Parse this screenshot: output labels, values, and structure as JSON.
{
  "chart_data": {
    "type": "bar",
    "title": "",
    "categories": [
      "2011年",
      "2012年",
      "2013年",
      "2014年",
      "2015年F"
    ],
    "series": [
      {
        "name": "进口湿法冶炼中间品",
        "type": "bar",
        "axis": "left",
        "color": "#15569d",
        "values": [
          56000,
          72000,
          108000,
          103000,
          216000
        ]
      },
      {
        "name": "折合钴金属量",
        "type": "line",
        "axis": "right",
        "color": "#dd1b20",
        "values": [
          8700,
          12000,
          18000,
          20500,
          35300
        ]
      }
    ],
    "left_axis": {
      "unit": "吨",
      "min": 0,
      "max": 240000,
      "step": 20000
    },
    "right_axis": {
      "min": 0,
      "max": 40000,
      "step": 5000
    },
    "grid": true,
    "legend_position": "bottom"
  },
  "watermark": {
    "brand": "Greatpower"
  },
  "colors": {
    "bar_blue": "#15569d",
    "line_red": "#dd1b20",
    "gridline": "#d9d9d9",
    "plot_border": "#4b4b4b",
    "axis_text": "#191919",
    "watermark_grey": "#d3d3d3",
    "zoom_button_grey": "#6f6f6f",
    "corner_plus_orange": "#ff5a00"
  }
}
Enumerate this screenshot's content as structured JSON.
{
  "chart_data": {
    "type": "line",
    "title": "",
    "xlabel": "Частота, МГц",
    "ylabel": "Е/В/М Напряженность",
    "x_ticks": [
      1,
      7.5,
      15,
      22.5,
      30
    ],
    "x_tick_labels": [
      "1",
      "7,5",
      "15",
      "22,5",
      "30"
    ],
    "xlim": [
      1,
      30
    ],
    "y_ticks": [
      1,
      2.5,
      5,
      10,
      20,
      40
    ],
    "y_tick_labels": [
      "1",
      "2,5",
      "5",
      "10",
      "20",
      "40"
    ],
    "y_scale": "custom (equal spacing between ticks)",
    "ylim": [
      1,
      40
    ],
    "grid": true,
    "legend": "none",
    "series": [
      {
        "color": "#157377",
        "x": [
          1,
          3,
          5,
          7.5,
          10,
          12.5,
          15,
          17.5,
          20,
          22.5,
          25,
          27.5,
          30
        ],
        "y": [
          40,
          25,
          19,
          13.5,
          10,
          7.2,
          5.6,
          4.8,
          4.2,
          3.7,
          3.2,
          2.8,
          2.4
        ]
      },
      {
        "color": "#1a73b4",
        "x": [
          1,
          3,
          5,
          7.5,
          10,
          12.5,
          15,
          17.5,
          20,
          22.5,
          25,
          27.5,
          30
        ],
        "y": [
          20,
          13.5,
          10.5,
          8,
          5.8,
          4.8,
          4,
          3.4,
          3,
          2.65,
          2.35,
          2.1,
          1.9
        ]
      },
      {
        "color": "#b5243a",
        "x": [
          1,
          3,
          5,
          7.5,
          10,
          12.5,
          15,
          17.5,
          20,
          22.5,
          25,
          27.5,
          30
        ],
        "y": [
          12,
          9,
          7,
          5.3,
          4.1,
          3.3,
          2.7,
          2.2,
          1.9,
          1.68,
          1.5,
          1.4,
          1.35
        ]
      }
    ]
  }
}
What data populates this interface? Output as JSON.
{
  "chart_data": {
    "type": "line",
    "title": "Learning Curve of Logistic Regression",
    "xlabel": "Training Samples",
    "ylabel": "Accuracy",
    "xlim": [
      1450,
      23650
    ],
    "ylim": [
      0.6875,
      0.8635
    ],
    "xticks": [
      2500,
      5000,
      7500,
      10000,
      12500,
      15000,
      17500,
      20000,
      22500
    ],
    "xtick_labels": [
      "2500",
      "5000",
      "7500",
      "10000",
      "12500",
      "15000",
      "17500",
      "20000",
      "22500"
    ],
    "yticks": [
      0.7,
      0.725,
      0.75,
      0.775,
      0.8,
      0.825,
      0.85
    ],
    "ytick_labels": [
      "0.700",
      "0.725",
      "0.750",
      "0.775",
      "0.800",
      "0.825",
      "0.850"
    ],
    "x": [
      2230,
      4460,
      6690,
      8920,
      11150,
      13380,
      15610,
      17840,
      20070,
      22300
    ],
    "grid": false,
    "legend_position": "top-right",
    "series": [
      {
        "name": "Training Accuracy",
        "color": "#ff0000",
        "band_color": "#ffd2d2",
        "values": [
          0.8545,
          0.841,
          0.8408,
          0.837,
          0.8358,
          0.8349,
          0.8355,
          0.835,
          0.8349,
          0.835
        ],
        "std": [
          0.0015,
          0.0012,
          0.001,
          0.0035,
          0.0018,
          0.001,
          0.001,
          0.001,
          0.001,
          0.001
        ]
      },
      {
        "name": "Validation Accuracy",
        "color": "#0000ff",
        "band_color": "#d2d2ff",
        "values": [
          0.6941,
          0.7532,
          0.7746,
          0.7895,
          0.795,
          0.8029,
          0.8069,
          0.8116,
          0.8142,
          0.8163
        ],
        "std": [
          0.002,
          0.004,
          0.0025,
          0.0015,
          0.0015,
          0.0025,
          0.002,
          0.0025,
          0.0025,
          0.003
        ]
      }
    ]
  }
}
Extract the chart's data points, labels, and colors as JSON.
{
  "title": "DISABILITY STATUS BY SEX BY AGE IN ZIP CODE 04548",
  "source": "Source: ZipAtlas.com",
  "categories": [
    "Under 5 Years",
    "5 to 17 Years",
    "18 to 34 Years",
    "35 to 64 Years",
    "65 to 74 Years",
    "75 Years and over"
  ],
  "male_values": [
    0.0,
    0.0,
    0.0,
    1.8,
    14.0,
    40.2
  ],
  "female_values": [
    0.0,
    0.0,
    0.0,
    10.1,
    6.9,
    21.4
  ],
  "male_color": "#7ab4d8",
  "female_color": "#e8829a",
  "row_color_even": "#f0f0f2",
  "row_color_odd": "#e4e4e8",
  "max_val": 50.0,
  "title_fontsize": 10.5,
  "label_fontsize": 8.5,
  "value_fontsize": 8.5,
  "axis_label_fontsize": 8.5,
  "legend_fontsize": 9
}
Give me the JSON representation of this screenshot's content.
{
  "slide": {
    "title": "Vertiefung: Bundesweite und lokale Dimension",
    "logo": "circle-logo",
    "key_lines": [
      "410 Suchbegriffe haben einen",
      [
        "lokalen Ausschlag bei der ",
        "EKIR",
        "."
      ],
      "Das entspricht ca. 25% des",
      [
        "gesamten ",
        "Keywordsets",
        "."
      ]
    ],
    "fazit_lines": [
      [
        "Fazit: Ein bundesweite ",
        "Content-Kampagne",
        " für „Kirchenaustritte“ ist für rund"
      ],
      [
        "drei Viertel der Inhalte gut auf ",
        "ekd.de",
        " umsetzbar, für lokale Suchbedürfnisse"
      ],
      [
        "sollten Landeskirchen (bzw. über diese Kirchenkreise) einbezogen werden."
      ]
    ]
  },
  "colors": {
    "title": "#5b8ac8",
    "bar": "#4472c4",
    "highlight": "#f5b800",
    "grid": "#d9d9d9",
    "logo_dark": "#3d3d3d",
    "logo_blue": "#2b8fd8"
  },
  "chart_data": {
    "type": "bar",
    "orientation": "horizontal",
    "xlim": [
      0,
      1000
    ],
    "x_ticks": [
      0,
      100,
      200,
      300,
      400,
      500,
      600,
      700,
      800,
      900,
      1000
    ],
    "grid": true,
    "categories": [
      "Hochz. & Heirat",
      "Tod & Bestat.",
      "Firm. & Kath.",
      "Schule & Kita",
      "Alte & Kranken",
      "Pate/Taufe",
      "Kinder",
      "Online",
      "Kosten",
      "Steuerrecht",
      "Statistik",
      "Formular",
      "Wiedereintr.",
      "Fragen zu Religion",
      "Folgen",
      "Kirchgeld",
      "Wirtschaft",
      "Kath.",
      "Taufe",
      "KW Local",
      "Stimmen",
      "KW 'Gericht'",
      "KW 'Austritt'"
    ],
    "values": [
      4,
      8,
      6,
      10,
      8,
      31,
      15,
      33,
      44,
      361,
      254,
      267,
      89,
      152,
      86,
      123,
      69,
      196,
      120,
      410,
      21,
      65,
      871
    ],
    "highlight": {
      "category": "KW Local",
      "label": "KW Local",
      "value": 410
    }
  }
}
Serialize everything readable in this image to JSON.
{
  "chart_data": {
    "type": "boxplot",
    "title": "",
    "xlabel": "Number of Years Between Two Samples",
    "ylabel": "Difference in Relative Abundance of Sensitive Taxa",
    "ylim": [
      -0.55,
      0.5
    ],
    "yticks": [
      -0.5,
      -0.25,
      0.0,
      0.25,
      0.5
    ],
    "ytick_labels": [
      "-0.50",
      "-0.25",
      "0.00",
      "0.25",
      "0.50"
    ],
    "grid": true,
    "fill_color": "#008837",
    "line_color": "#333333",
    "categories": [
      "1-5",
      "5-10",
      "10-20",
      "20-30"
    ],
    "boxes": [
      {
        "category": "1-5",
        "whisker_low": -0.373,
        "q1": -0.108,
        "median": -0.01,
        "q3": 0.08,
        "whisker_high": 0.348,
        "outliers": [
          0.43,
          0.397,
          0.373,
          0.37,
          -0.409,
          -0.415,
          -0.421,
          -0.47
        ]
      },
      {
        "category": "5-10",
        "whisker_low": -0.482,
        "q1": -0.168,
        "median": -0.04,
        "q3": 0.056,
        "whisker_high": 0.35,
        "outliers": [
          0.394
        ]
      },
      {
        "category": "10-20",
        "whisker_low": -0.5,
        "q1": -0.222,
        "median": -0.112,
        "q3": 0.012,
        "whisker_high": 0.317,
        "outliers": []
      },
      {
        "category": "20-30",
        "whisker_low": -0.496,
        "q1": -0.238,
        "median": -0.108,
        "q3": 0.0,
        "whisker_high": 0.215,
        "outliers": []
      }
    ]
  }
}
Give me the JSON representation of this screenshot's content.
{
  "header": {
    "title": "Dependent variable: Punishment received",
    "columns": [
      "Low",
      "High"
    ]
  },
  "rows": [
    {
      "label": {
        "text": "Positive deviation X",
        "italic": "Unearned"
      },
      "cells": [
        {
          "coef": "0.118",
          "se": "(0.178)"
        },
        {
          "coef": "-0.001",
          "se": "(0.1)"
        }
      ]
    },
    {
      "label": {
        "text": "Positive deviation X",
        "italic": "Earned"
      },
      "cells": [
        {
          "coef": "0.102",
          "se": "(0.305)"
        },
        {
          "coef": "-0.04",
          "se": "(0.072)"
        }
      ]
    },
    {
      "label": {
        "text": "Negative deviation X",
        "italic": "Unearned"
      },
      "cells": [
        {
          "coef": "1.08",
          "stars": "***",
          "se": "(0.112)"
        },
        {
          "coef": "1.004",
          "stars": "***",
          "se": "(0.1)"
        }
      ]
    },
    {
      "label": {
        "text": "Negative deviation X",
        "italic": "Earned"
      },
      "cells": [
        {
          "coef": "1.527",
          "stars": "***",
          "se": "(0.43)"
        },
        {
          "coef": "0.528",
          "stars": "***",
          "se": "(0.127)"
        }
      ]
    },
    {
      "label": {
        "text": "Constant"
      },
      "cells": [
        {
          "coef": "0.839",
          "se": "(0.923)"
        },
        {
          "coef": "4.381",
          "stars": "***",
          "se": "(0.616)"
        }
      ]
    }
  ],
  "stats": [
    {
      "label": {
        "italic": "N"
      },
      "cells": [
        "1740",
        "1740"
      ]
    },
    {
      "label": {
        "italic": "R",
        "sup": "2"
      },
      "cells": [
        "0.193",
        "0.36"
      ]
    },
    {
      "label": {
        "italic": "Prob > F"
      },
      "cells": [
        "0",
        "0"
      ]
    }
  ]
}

+++

» **Problem details**:
Pull out each line of the listing that holds the string "italic".

» **Full output**:
        "italic": "Unearned"
        "italic": "Earned"
        "italic": "Unearned"
        "italic": "Earned"
        "italic": "N"
        "italic": "R",
        "italic": "Prob > F"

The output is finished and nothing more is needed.